--- Begin ---
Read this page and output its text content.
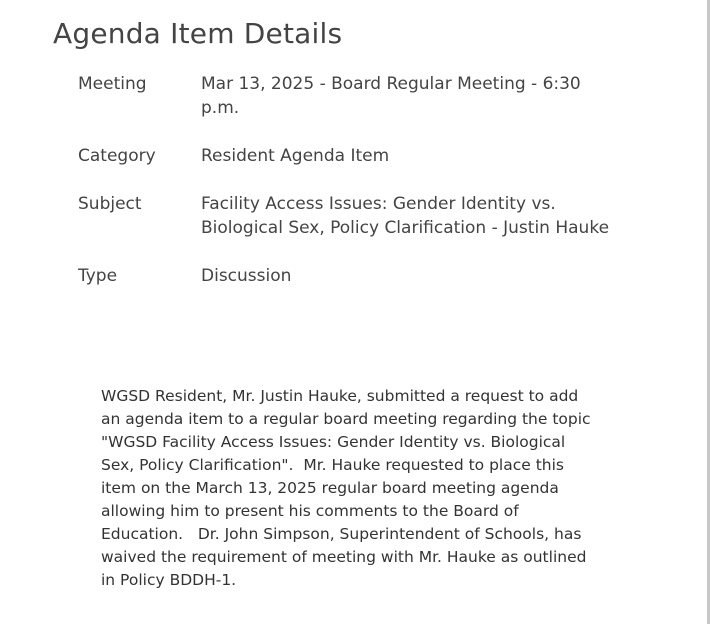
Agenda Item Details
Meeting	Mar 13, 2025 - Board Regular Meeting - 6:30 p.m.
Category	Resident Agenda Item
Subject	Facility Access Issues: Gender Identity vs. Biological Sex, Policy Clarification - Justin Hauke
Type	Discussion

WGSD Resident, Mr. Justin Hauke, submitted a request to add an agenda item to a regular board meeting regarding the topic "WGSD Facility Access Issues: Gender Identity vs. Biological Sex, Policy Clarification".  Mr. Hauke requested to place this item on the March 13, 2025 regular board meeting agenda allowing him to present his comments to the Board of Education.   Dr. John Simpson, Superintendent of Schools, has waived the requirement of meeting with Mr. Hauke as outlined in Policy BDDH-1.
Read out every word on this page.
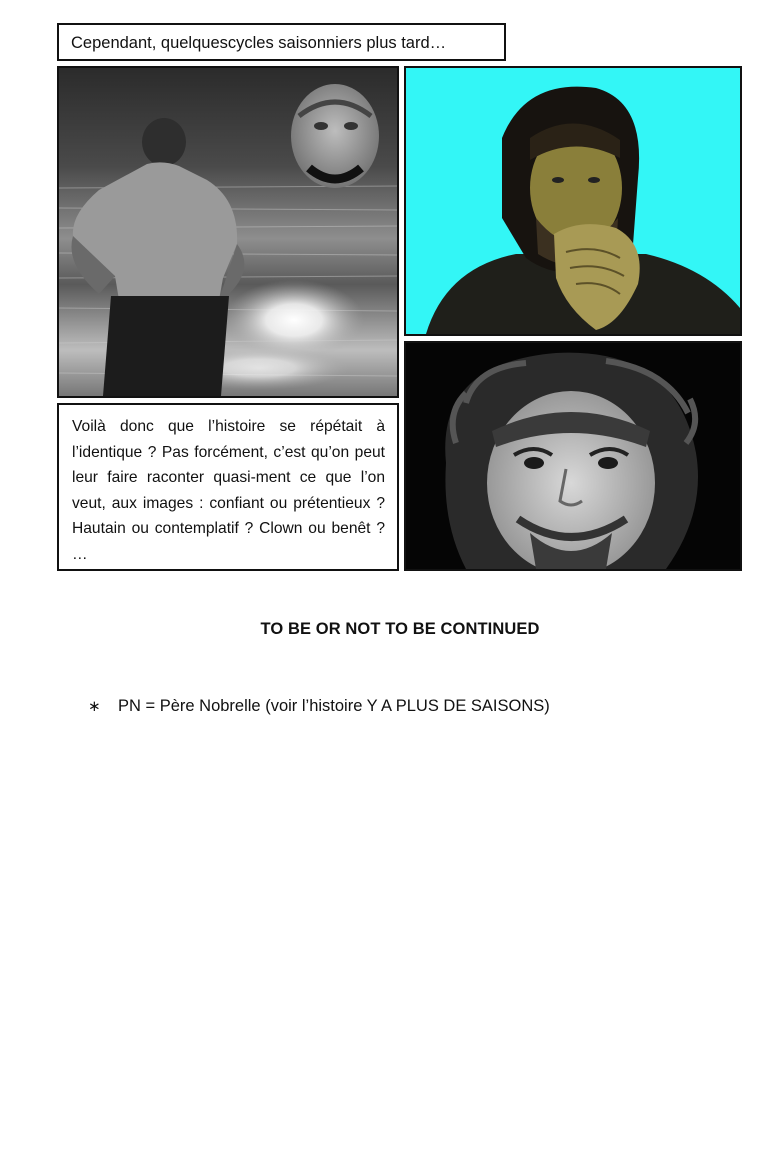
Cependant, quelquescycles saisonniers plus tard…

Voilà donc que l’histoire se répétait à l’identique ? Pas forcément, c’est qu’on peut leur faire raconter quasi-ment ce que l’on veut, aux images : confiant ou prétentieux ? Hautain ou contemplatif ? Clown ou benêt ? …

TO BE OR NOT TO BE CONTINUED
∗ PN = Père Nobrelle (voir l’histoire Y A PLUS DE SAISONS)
--- End ---
--- Begin ---
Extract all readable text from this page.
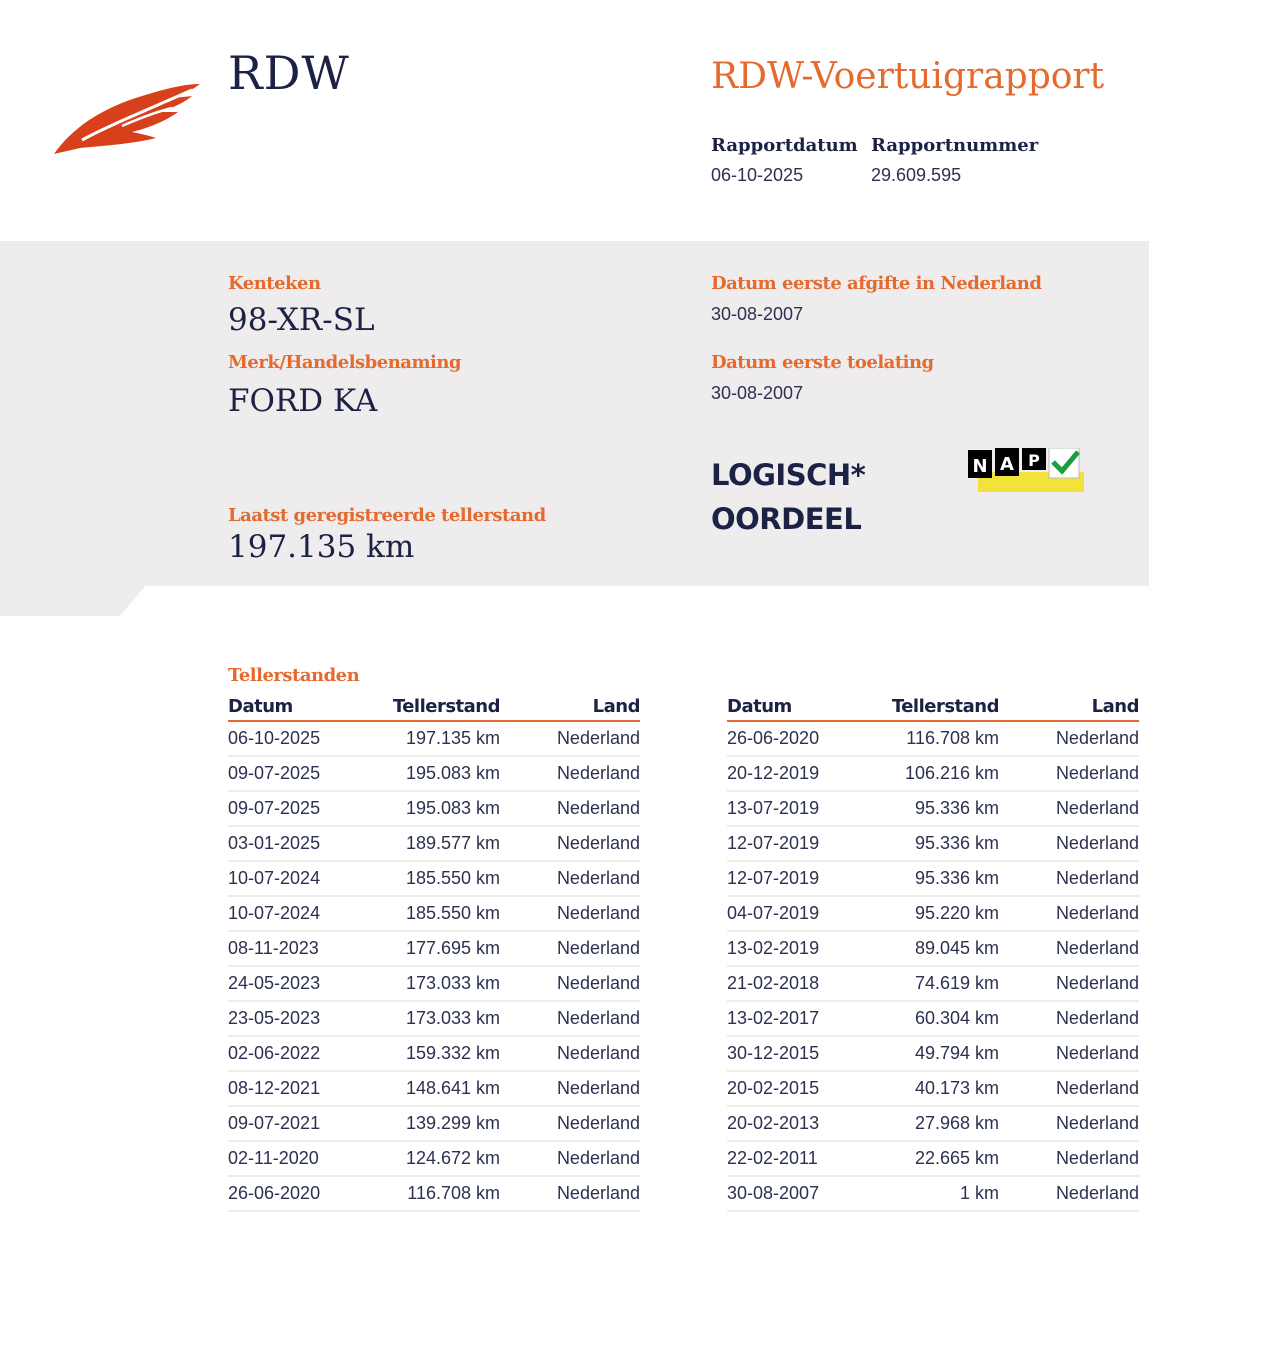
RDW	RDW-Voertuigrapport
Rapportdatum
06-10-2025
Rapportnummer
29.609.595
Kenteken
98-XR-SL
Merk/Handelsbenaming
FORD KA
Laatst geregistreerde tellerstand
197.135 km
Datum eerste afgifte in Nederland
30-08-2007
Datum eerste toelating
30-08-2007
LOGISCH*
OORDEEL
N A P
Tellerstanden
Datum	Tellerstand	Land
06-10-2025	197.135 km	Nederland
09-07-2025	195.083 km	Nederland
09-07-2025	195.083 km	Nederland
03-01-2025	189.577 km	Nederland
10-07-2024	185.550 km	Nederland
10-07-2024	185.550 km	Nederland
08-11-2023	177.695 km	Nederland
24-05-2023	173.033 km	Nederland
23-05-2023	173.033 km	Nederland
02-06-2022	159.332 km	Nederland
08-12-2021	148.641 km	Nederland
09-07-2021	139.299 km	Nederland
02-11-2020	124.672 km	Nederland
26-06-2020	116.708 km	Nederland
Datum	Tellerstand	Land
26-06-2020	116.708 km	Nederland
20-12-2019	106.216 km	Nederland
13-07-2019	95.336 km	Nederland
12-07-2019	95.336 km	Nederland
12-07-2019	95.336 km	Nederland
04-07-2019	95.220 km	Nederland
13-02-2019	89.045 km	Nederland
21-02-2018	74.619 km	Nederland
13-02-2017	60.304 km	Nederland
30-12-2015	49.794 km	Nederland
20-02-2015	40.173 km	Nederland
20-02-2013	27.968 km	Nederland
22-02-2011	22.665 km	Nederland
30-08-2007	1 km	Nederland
--- End ---
--- Begin ---
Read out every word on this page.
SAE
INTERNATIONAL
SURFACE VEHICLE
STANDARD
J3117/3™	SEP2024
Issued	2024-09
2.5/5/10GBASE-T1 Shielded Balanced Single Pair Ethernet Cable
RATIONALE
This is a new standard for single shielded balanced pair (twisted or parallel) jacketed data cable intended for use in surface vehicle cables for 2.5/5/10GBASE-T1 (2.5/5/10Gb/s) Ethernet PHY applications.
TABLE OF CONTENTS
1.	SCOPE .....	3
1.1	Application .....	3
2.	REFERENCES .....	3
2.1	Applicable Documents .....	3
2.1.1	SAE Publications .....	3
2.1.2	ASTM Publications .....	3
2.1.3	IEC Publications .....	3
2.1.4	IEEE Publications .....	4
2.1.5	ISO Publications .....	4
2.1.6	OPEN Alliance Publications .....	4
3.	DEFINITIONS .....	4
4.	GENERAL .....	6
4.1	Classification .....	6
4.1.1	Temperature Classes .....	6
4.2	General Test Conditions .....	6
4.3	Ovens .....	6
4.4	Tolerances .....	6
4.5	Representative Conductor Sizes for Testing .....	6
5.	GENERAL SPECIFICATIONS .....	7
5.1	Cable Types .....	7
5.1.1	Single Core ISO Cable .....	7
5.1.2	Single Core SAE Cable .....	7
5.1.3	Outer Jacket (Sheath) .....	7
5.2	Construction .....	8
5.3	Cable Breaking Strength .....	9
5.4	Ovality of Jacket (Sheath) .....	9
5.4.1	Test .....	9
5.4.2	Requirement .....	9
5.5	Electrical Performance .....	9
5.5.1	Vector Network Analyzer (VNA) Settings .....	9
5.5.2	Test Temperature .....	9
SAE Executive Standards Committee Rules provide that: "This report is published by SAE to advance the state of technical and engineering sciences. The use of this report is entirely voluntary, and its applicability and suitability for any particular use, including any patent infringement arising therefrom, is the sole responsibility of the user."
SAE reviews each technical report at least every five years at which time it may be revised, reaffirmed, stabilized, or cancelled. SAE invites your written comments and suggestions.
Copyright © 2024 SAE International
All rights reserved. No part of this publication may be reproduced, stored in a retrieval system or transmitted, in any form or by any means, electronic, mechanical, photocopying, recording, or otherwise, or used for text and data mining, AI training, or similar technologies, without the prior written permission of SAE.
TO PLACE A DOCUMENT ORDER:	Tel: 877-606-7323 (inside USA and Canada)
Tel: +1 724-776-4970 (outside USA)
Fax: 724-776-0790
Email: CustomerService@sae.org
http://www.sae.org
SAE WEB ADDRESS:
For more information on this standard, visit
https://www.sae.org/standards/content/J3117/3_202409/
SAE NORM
--- End ---
What you need to do:
Where a line in the entries holds "written", copy that line.

Task answer:
SAE reviews each technical report at least every five years at which time it may be revised, reaffirmed, stabilized, or cancelled. SAE invites your written comments and suggestions.
All rights reserved. No part of this publication may be reproduced, stored in a retrieval system or transmitted, in any form or by any means, electronic, mechanical, photocopying, recording, or otherwise, or used for text and data mining, AI training, or similar technologies, without the prior written permission of SAE.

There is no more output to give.